WHAT THE EXERCISE ASKS:
Gather each line of the entries below that includes "image".

++++ INFORMATION SUPPLIED

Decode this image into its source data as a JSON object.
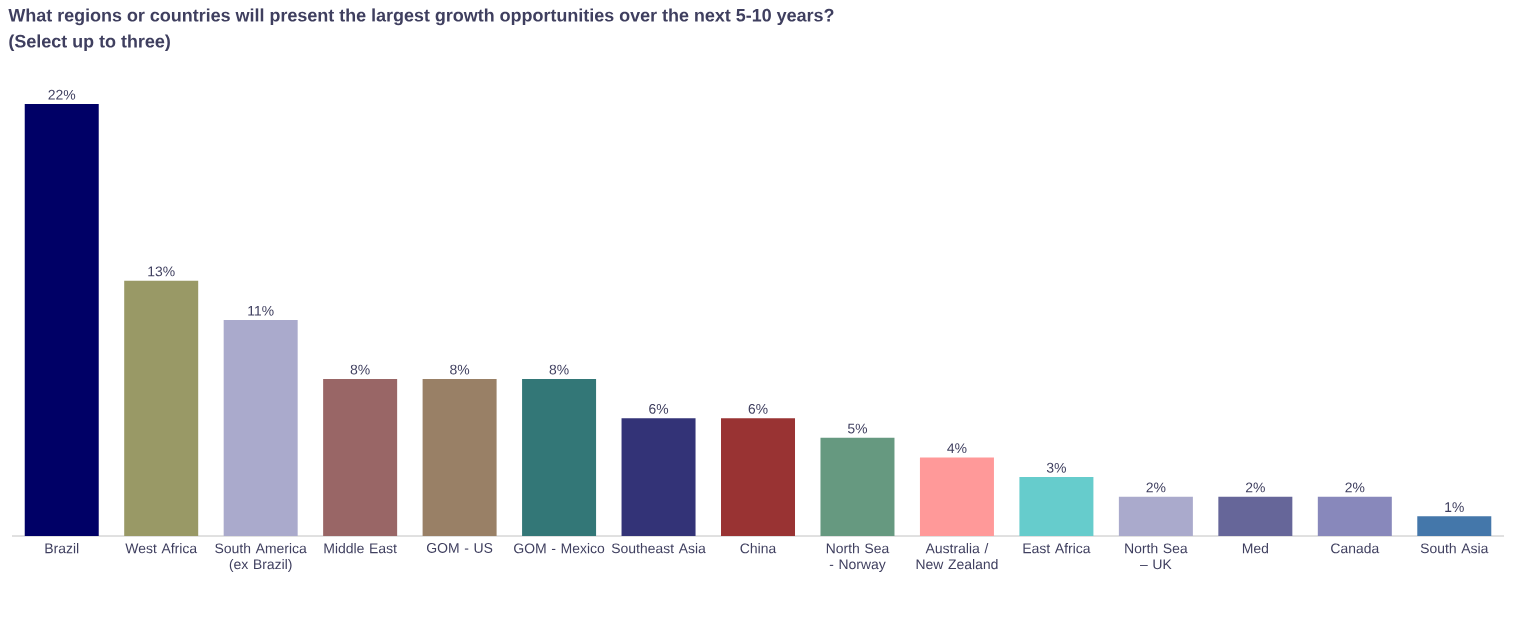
{
  "chart_data": {
    "type": "bar",
    "title": "What regions or countries will present the largest growth opportunities over the next 5-10 years?",
    "subtitle": "(Select up to three)",
    "categories": [
      "Brazil",
      "West Africa",
      "South America (ex Brazil)",
      "Middle East",
      "GOM - US",
      "GOM - Mexico",
      "Southeast Asia",
      "China",
      "North Sea - Norway",
      "Australia / New Zealand",
      "East Africa",
      "North Sea – UK",
      "Med",
      "Canada",
      "South Asia"
    ],
    "values": [
      22,
      13,
      11,
      8,
      8,
      8,
      6,
      6,
      5,
      4,
      3,
      2,
      2,
      2,
      1
    ],
    "value_labels": [
      "22%",
      "13%",
      "11%",
      "8%",
      "8%",
      "8%",
      "6%",
      "6%",
      "5%",
      "4%",
      "3%",
      "2%",
      "2%",
      "2%",
      "1%"
    ],
    "colors": [
      "#000066",
      "#999966",
      "#aaaacc",
      "#996666",
      "#998066",
      "#337777",
      "#333377",
      "#993333",
      "#669980",
      "#ff9999",
      "#66cccc",
      "#aaaacc",
      "#666699",
      "#8888bb",
      "#4477aa"
    ]
  }
}
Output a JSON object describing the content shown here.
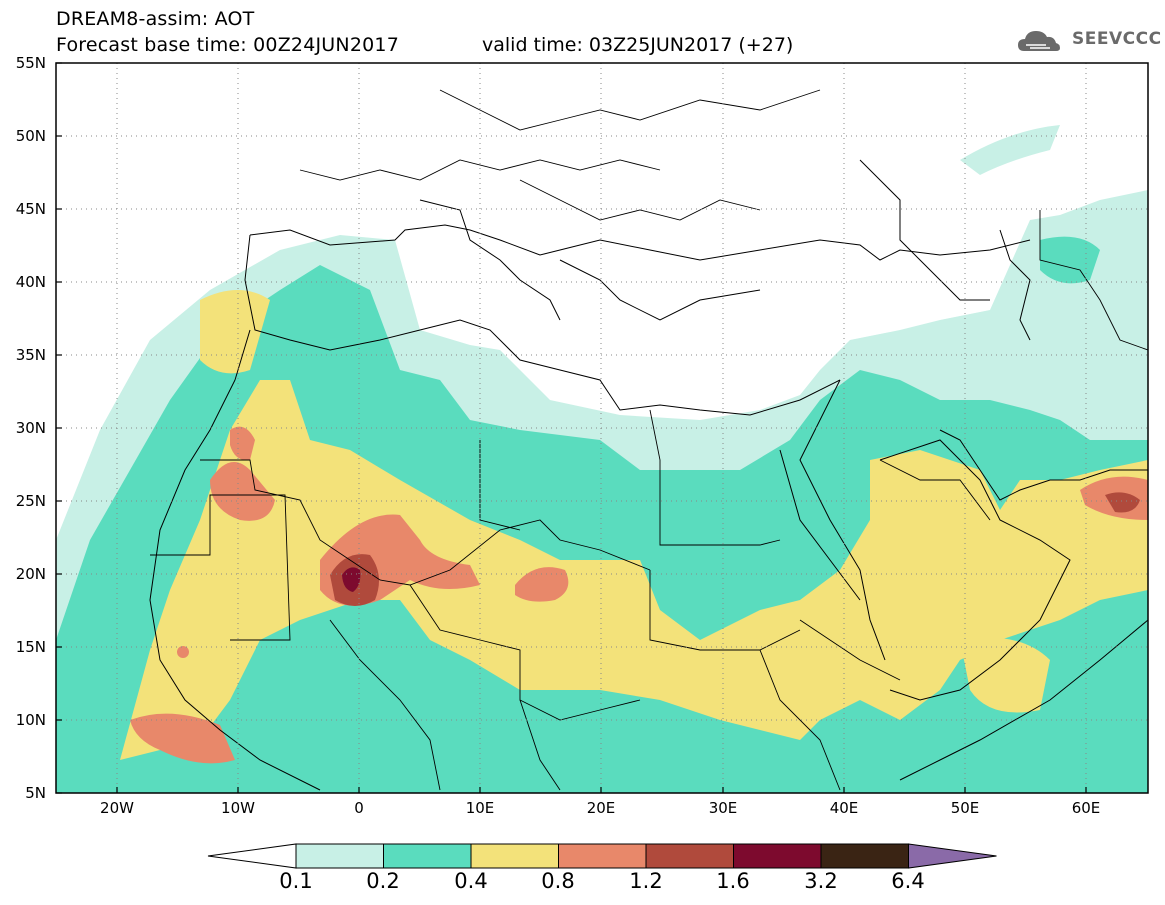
{
  "header": {
    "title": "DREAM8-assim: AOT",
    "base_time": "Forecast base time: 00Z24JUN2017",
    "valid_time": "valid time: 03Z25JUN2017 (+27)",
    "logo_text": "SEEVCCC"
  },
  "map": {
    "projection": "lat-lon",
    "lon_range": [
      -25,
      65
    ],
    "lat_range": [
      5,
      55
    ],
    "lat_labels": [
      "55N",
      "50N",
      "45N",
      "40N",
      "35N",
      "30N",
      "25N",
      "20N",
      "15N",
      "10N",
      "5N"
    ],
    "lon_labels": [
      "20W",
      "10W",
      "0",
      "10E",
      "20E",
      "30E",
      "40E",
      "50E",
      "60E"
    ],
    "graticule": "dotted",
    "field": "Aerosol Optical Thickness"
  },
  "colorbar": {
    "labels": [
      "0.1",
      "0.2",
      "0.4",
      "0.8",
      "1.2",
      "1.6",
      "3.2",
      "6.4"
    ],
    "colors": [
      "#ffffff",
      "#c8f0e6",
      "#5adcbe",
      "#f3e27a",
      "#e8886a",
      "#b04a3c",
      "#7d0a2e",
      "#3a2414",
      "#8a6aa8"
    ]
  }
}
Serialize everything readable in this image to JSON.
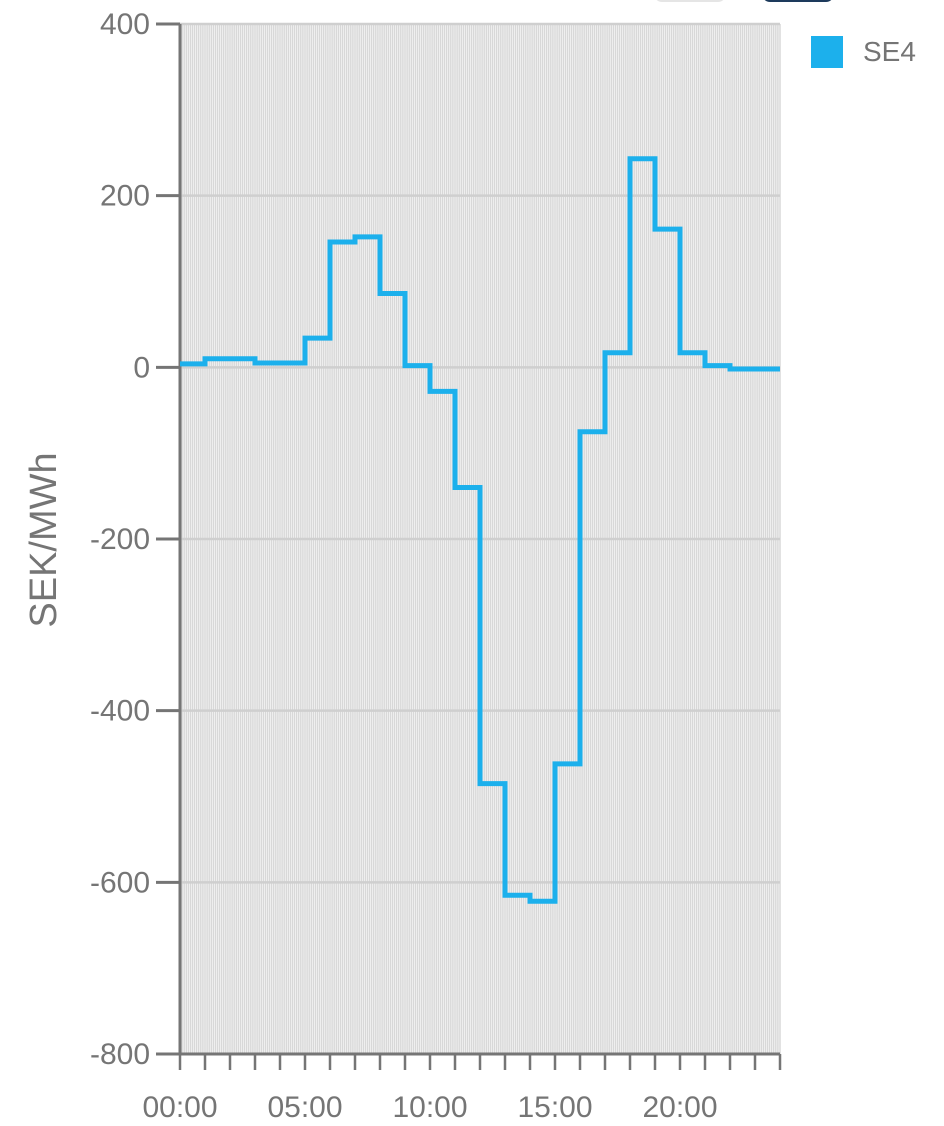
{
  "chart_data": {
    "type": "line",
    "step": true,
    "ylabel": "SEK/MWh",
    "ylim": [
      -800,
      400
    ],
    "yticks": [
      "400",
      "200",
      "0",
      "-200",
      "-400",
      "-600",
      "-800"
    ],
    "yticks_values": [
      400,
      200,
      0,
      -200,
      -400,
      -600,
      -800
    ],
    "xlim_hours": [
      0,
      24
    ],
    "xticks": [
      "00:00",
      "05:00",
      "10:00",
      "15:00",
      "20:00"
    ],
    "grid": true,
    "legend_position": "top-right",
    "series": [
      {
        "name": "SE4",
        "color": "#1cb0ec",
        "hours": [
          0,
          1,
          2,
          3,
          4,
          5,
          6,
          7,
          8,
          9,
          10,
          11,
          12,
          13,
          14,
          15,
          16,
          17,
          18,
          19,
          20,
          21,
          22,
          23
        ],
        "values": [
          4,
          10,
          10,
          5,
          5,
          34,
          146,
          152,
          86,
          2,
          -28,
          -140,
          -485,
          -615,
          -622,
          -462,
          -75,
          17,
          243,
          161,
          17,
          2,
          -2,
          -2
        ]
      }
    ]
  }
}
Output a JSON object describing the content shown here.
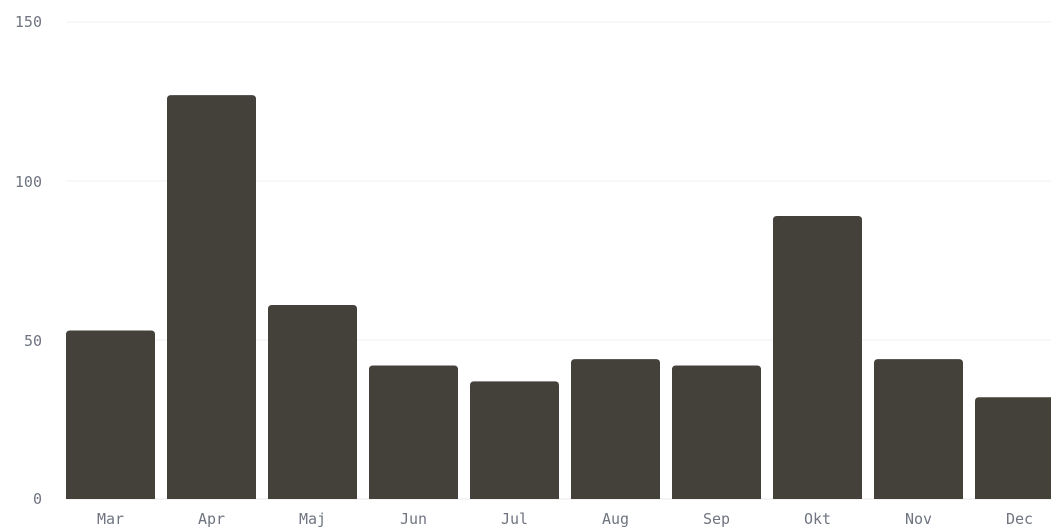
{
  "chart_data": {
    "type": "bar",
    "categories": [
      "Mar",
      "Apr",
      "Maj",
      "Jun",
      "Jul",
      "Aug",
      "Sep",
      "Okt",
      "Nov",
      "Dec"
    ],
    "values": [
      53,
      127,
      61,
      42,
      37,
      44,
      42,
      89,
      44,
      32
    ],
    "y_ticks": [
      "150",
      "100",
      "50",
      "0"
    ],
    "ylim": [
      0,
      150
    ],
    "grid": true,
    "legend": "none",
    "title": "",
    "xlabel": "",
    "ylabel": "",
    "colors": {
      "bar": "#43413a",
      "tick_text": "#6f7480",
      "grid": "#f1f1f3",
      "baseline": "#e8e8ea"
    }
  }
}
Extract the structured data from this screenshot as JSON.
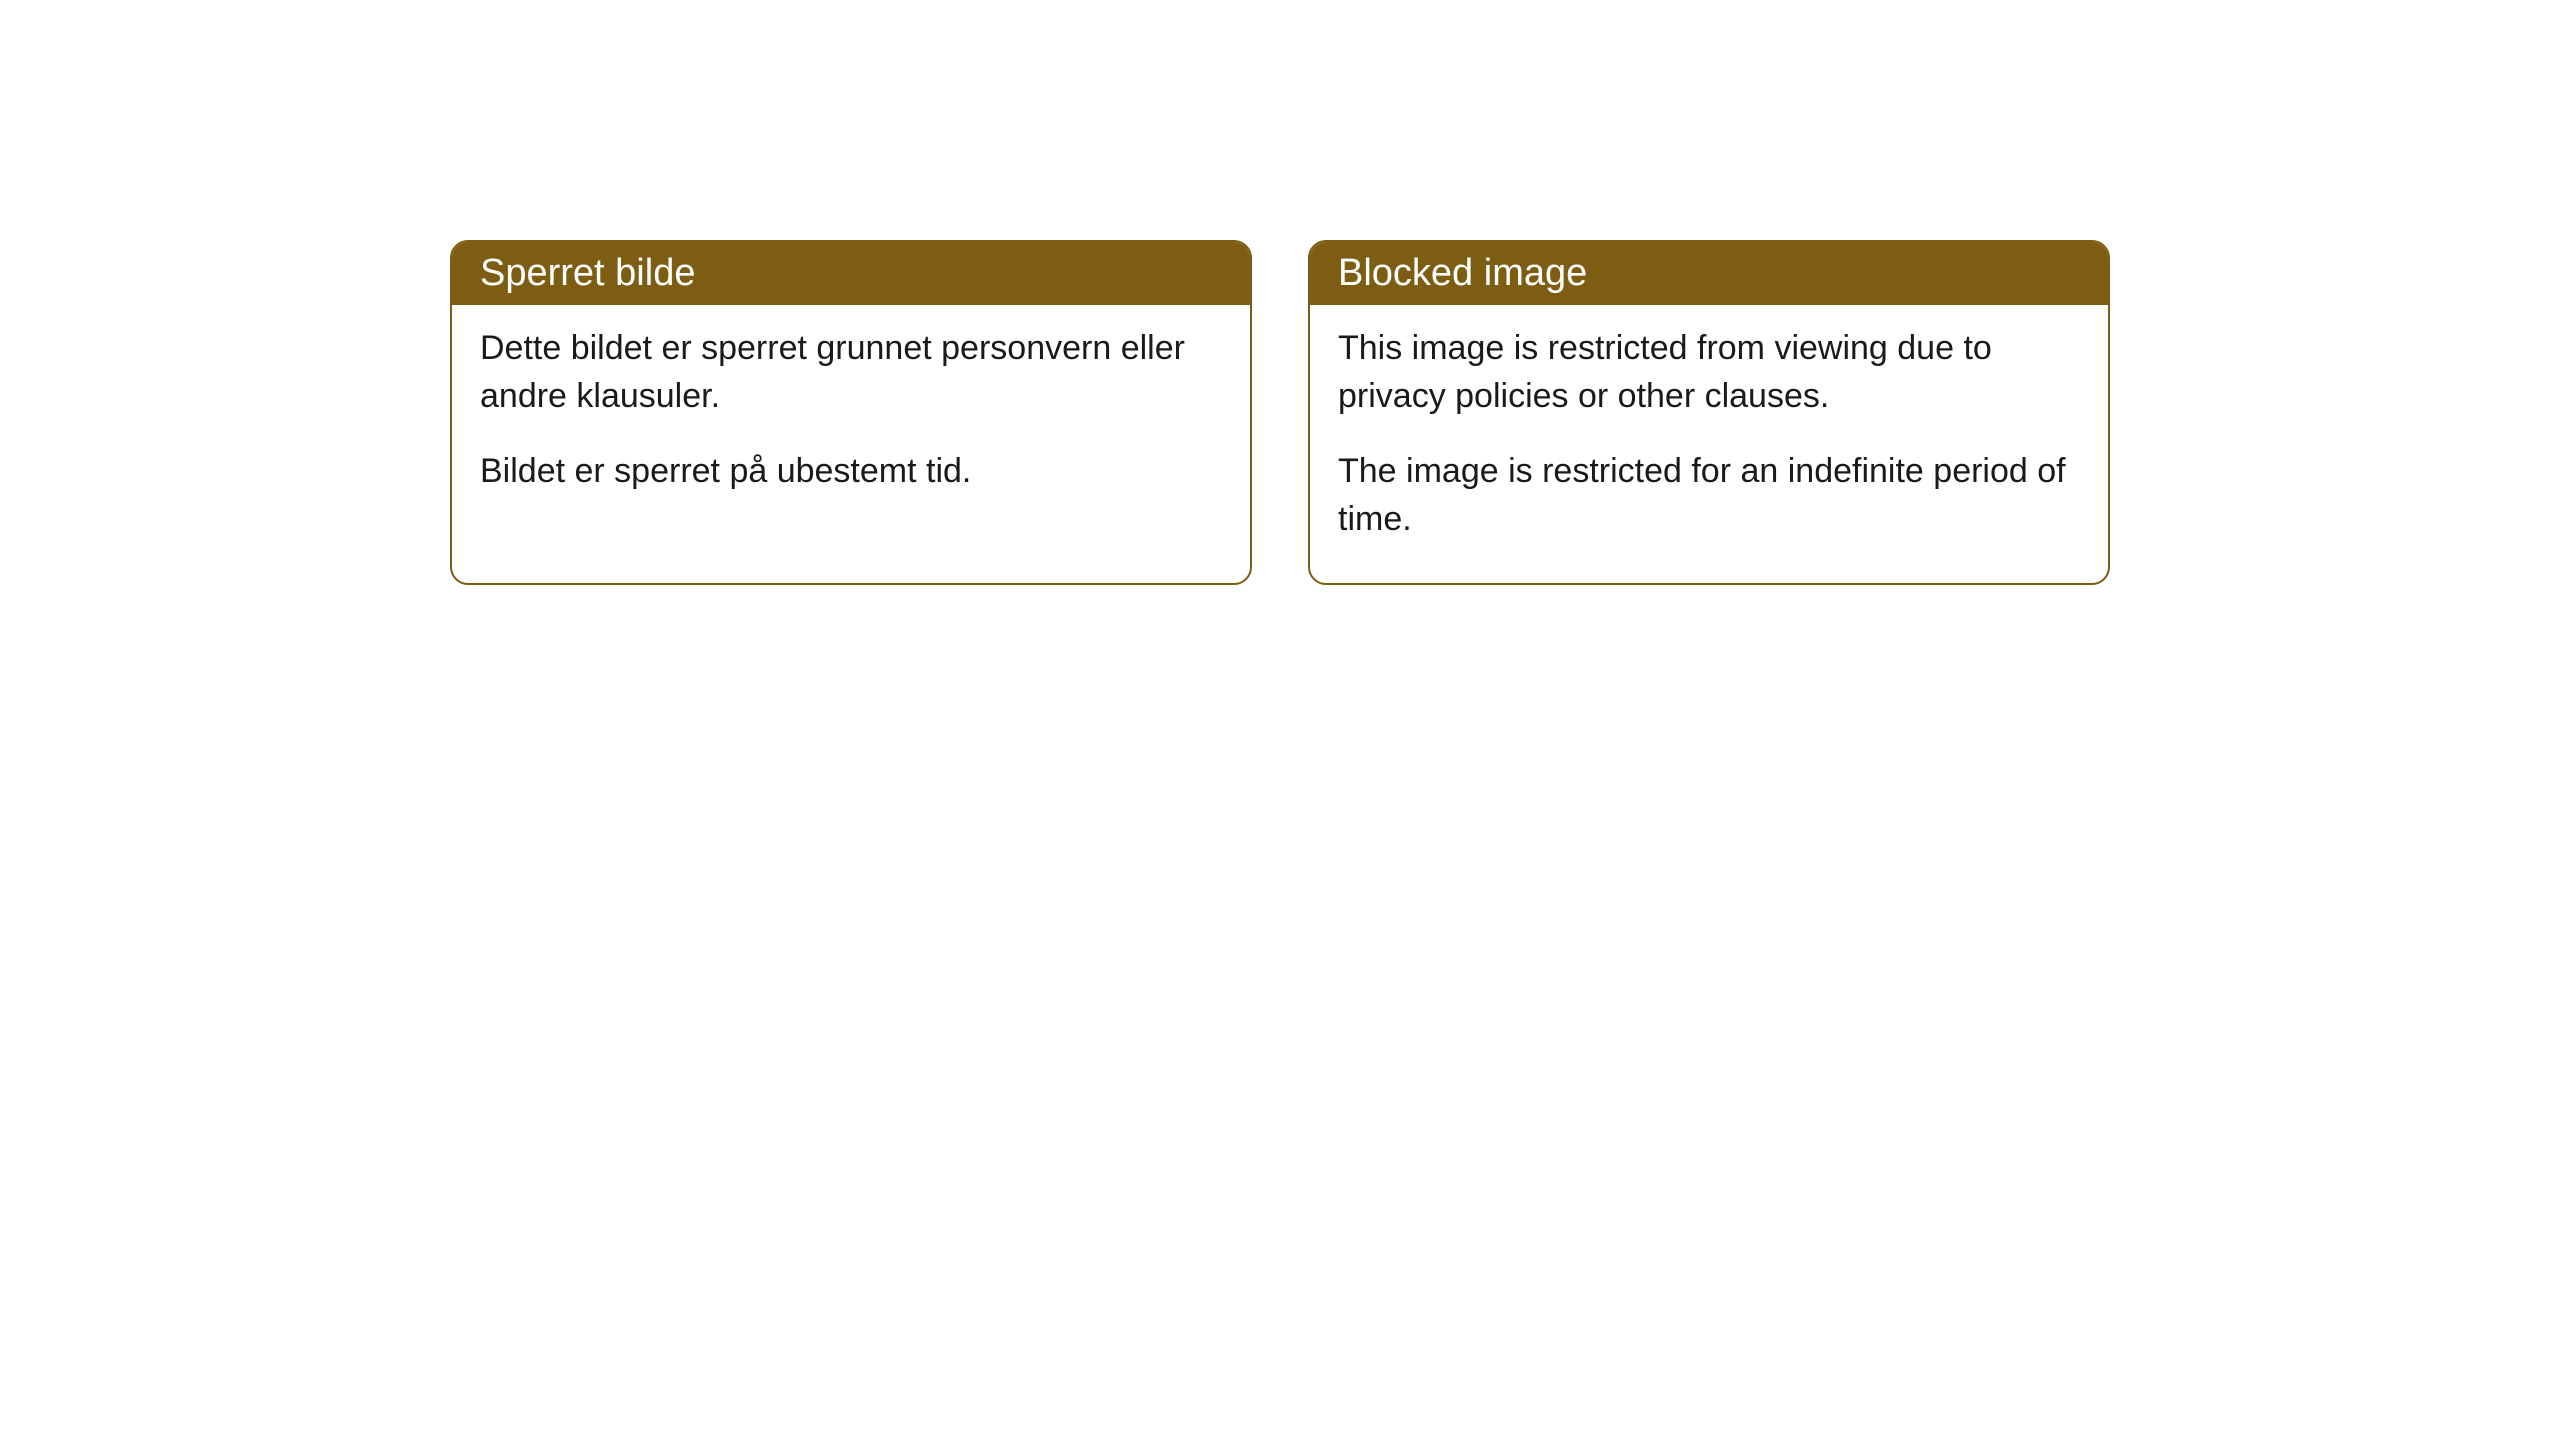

++++++++

COMPLETED TASK:
Decode this image into its source data as a JSON object.
Serialize everything readable in this image to JSON.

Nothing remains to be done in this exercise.